▸ **Directions**: Check every line in the records below for the word "screenshot" and report how many have it, nothing more.

◇ ◇ ◇ ◇ ◇ ◇ ◇

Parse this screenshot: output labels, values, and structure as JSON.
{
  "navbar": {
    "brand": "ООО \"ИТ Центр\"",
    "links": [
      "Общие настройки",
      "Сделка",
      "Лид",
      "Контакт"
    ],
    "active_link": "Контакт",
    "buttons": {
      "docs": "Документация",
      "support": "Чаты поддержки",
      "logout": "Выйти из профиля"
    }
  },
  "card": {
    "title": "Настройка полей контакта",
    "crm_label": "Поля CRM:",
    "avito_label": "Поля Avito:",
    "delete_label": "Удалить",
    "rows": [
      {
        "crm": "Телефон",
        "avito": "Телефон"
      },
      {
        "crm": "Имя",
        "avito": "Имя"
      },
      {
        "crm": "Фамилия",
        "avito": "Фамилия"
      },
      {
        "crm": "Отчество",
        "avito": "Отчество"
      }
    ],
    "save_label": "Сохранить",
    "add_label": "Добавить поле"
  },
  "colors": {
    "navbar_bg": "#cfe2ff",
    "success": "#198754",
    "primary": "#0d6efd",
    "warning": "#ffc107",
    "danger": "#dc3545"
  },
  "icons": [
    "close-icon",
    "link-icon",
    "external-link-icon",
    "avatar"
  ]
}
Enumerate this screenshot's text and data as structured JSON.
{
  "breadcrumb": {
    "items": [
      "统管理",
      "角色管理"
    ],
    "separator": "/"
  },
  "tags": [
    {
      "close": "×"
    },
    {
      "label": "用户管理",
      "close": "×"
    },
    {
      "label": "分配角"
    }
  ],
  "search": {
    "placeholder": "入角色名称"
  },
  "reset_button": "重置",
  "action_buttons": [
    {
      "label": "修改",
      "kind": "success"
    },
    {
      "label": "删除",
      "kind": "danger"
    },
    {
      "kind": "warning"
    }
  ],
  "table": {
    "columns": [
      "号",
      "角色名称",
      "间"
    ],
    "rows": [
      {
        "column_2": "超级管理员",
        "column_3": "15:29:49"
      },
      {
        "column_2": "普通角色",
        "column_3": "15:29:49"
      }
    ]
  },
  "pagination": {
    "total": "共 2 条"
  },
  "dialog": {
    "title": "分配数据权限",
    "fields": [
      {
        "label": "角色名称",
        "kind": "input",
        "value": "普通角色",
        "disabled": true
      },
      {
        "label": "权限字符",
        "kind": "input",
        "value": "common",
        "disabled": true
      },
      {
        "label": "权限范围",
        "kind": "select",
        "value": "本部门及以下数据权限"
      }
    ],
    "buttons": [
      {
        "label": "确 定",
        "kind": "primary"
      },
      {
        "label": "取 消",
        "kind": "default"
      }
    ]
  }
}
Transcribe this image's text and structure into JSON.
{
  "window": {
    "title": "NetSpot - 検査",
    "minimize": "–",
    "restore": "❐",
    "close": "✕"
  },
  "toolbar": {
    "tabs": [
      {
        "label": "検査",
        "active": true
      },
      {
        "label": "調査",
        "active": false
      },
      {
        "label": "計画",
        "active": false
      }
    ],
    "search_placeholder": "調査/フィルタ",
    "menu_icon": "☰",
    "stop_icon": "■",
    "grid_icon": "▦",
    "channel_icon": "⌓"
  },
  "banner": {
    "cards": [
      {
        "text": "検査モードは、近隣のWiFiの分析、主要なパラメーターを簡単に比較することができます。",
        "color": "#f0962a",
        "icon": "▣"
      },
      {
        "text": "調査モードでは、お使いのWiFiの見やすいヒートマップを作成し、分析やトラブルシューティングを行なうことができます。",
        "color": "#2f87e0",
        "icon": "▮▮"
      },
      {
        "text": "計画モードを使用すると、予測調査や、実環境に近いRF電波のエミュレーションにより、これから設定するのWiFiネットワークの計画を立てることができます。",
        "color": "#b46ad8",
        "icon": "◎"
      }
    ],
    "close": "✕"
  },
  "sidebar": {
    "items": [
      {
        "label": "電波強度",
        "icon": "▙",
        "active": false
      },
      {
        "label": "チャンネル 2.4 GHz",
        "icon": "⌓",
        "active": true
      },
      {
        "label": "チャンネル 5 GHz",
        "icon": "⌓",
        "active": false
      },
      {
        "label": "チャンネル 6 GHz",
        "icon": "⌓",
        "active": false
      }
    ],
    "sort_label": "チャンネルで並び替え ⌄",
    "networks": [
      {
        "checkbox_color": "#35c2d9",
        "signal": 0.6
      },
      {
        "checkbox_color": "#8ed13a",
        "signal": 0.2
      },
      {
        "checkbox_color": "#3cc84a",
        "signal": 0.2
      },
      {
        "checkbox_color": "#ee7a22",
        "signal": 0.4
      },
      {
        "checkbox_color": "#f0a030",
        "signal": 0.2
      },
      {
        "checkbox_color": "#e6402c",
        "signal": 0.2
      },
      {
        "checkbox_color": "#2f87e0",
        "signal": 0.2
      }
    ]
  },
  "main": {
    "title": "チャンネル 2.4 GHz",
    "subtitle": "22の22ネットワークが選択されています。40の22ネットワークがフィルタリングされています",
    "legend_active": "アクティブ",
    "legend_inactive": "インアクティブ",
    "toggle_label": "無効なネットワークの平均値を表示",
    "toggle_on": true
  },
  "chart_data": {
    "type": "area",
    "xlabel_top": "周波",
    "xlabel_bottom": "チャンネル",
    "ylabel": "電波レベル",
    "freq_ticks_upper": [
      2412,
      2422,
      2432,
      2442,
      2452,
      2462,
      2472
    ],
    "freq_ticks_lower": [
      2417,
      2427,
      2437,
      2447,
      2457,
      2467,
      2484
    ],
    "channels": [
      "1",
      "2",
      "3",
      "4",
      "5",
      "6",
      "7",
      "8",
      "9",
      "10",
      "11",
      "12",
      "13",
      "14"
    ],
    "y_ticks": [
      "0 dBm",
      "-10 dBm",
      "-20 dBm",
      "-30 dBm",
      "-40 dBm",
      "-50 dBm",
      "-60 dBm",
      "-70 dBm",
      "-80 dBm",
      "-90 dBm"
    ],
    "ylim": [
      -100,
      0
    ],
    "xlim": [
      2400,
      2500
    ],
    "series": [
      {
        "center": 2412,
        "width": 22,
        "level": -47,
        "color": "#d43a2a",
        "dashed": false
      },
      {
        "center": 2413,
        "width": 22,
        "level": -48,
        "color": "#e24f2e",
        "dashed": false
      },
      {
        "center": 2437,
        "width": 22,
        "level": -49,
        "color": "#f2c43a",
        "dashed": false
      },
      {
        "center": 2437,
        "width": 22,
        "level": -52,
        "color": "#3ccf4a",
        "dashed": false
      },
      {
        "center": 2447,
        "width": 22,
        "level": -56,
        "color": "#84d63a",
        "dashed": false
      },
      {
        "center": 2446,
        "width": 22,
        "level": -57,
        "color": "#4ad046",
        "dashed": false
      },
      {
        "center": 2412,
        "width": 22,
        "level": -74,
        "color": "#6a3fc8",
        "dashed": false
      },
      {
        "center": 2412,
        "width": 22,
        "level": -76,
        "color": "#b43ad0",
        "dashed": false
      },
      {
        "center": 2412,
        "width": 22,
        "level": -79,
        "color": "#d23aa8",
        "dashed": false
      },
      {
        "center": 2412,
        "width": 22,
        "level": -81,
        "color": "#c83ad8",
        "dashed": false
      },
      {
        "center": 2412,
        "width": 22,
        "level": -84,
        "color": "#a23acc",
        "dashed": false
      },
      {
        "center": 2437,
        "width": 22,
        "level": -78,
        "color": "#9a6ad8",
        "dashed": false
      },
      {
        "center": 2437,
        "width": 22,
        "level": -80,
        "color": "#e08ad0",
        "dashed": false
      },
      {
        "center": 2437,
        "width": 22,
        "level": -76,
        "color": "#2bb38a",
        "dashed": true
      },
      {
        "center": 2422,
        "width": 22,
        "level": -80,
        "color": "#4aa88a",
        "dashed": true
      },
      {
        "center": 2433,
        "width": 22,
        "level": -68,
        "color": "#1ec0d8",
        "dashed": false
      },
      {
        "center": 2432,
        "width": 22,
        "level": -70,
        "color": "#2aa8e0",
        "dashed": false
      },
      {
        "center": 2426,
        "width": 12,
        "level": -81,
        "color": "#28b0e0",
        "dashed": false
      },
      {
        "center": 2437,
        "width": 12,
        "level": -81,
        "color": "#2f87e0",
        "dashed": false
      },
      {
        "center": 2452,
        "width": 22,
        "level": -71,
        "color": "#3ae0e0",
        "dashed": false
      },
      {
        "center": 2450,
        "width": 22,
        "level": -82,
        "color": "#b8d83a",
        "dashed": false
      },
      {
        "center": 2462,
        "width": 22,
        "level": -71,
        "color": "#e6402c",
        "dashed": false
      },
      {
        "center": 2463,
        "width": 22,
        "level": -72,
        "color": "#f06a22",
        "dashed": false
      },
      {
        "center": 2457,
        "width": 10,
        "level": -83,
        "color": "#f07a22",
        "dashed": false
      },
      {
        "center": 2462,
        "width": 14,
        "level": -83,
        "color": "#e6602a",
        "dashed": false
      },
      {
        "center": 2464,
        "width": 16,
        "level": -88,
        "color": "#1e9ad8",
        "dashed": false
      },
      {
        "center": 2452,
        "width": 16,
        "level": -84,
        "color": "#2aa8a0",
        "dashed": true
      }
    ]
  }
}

◇ ◇ ◇ ◇ ◇ ◇ ◇

▸ **Result of the exercise**: 2